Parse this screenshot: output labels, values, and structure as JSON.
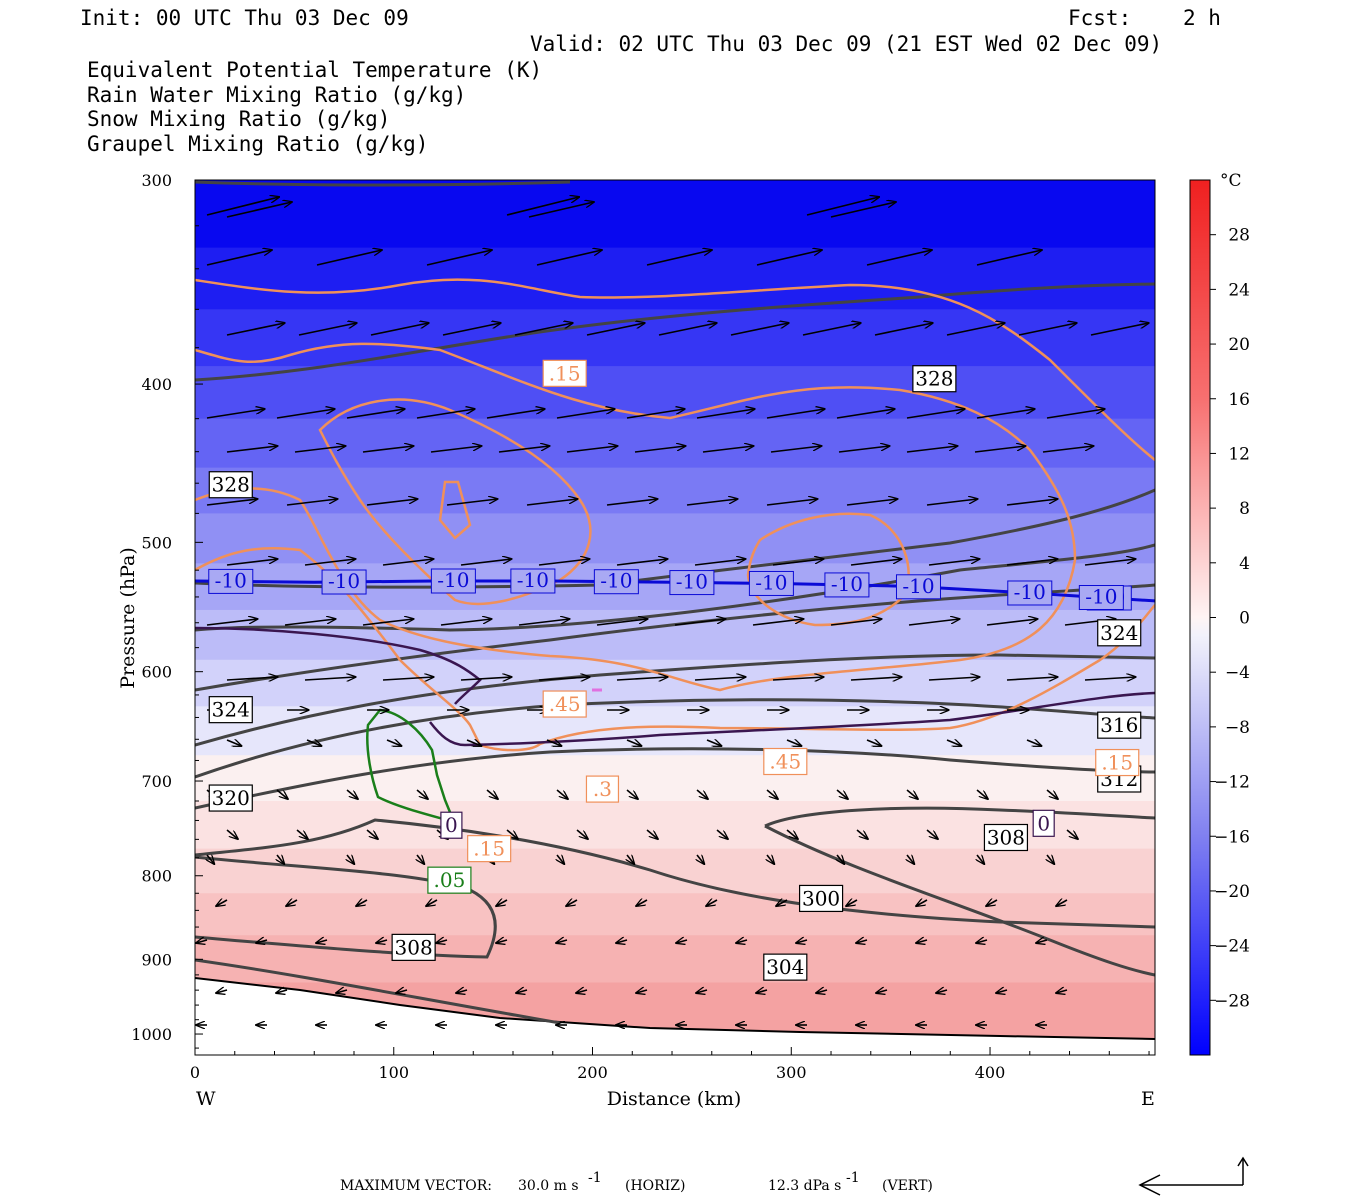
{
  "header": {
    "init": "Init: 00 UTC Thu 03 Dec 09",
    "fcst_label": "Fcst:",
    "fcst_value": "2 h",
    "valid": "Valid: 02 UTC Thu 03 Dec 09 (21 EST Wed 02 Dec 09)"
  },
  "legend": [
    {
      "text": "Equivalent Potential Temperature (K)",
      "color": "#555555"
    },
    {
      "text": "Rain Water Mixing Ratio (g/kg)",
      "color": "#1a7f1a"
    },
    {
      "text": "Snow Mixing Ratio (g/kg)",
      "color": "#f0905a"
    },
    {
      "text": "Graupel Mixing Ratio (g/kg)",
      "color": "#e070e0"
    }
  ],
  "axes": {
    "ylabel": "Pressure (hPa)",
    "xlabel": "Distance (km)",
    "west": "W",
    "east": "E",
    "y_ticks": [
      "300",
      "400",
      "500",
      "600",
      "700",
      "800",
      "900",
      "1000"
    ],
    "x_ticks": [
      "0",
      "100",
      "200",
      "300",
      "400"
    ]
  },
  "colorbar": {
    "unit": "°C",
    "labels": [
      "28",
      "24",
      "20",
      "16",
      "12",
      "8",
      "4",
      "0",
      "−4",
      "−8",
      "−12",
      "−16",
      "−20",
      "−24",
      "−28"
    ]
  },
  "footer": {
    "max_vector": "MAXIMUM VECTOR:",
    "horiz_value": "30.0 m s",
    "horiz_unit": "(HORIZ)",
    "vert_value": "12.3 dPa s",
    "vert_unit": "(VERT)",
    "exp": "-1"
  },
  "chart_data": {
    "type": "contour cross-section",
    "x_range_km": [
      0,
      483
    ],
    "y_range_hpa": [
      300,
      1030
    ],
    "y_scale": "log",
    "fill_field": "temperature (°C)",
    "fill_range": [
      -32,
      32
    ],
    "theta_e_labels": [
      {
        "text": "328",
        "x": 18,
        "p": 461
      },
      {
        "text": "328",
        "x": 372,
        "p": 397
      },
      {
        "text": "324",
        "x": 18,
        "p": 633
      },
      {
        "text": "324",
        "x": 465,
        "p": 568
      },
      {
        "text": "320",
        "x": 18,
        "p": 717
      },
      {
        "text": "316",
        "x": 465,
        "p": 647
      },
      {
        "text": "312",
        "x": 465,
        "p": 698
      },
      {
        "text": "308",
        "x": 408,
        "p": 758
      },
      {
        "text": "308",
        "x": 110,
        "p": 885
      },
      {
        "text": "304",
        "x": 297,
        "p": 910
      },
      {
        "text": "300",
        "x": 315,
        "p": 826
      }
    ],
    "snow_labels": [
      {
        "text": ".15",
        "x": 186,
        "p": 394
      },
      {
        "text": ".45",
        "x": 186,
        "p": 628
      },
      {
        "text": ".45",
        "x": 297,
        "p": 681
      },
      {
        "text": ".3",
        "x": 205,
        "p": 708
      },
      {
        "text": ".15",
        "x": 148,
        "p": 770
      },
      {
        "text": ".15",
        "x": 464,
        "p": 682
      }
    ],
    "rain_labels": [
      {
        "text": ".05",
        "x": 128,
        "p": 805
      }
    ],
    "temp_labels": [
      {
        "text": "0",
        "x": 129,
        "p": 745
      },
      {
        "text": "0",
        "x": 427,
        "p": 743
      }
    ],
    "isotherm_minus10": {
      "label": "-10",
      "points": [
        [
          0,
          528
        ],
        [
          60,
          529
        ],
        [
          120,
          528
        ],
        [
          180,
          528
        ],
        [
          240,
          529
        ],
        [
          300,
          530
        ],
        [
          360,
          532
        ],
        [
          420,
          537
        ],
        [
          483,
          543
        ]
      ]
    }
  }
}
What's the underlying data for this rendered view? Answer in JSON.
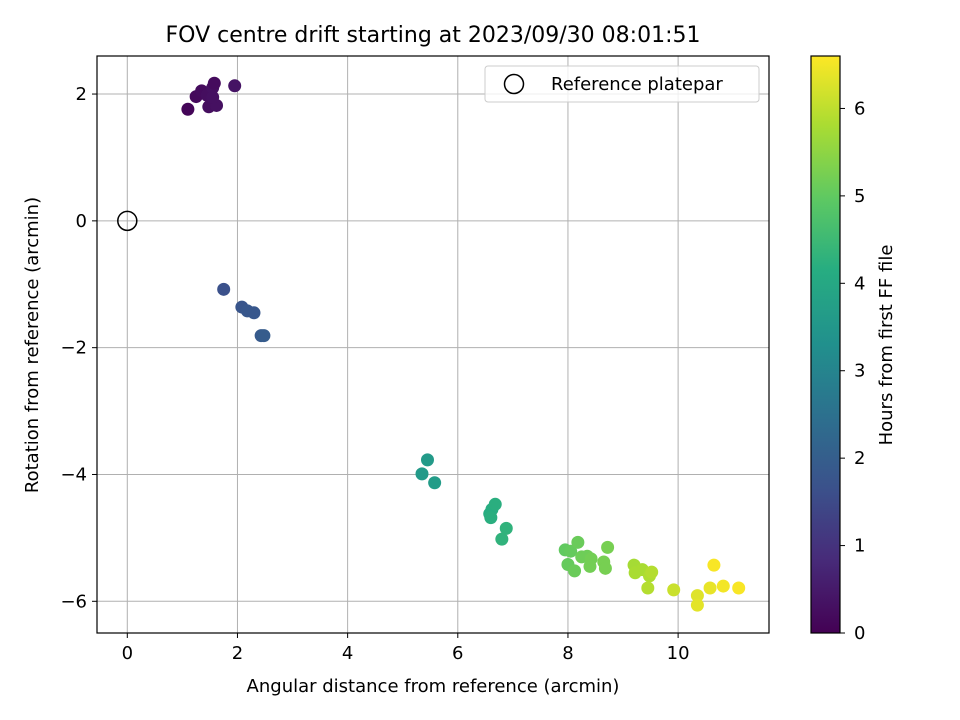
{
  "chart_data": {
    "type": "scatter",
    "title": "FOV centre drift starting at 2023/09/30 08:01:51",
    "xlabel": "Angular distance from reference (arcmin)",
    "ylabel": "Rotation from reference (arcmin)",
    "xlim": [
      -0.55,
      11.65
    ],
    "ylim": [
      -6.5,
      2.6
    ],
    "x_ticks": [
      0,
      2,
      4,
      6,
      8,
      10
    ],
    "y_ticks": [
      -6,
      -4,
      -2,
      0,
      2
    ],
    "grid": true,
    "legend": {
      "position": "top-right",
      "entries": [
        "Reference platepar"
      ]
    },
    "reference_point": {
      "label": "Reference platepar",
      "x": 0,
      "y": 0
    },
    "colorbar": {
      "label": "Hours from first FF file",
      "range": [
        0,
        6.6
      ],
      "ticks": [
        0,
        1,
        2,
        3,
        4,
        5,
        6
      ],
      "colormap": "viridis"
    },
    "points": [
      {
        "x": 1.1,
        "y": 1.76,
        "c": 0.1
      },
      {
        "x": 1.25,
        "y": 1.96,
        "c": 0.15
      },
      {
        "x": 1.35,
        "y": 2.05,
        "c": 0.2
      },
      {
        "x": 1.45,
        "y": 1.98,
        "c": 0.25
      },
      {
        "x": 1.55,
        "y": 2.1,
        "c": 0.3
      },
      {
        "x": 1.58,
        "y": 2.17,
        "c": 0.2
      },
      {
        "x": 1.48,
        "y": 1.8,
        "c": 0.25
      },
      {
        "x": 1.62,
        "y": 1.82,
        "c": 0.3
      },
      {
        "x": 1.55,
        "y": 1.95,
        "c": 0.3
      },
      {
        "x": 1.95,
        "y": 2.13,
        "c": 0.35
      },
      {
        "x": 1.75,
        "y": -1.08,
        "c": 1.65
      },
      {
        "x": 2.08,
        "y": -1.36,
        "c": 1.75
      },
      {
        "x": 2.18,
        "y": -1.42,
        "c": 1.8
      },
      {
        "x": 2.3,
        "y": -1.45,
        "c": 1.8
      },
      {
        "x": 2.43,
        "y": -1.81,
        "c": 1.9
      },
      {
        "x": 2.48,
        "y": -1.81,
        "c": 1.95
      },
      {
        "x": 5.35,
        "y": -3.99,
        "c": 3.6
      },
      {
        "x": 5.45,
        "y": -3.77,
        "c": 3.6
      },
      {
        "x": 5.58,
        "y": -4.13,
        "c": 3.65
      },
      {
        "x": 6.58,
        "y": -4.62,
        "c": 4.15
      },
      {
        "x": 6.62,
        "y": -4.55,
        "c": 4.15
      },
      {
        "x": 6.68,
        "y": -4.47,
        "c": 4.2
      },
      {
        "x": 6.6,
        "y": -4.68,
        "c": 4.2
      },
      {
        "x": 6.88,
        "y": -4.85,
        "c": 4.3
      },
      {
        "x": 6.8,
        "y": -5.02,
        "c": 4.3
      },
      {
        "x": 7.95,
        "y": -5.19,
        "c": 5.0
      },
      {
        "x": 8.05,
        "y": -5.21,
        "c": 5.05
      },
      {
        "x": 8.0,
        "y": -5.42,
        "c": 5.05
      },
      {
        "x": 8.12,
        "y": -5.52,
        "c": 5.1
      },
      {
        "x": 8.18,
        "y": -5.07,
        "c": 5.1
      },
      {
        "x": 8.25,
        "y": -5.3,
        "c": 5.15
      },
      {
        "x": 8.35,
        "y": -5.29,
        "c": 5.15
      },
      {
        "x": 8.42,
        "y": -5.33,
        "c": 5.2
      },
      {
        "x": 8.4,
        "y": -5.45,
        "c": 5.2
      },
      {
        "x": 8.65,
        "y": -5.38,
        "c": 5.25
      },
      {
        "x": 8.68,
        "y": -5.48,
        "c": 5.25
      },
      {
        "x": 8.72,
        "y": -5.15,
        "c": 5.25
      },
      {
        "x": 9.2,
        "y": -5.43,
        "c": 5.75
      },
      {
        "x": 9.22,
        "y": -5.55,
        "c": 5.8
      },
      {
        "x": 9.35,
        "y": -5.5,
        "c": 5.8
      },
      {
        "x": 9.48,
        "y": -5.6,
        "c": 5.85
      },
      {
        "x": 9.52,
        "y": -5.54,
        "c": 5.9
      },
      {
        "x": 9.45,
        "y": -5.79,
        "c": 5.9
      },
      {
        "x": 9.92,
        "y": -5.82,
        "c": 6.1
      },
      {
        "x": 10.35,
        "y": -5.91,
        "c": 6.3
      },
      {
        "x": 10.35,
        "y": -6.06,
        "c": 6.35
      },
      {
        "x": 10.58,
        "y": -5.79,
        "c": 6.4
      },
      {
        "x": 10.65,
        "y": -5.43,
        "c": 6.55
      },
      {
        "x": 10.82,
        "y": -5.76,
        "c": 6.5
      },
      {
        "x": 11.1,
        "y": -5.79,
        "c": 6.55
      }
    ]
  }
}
____________
Every line of the records that includes the word "Ratio" should be gathered.

◆ **Worked answer**:
      "text": "Rain Water Mixing Ratio (g/kg)",
      "text": "Snow Mixing Ratio (g/kg)",
      "text": "Graupel Mixing Ratio (g/kg)",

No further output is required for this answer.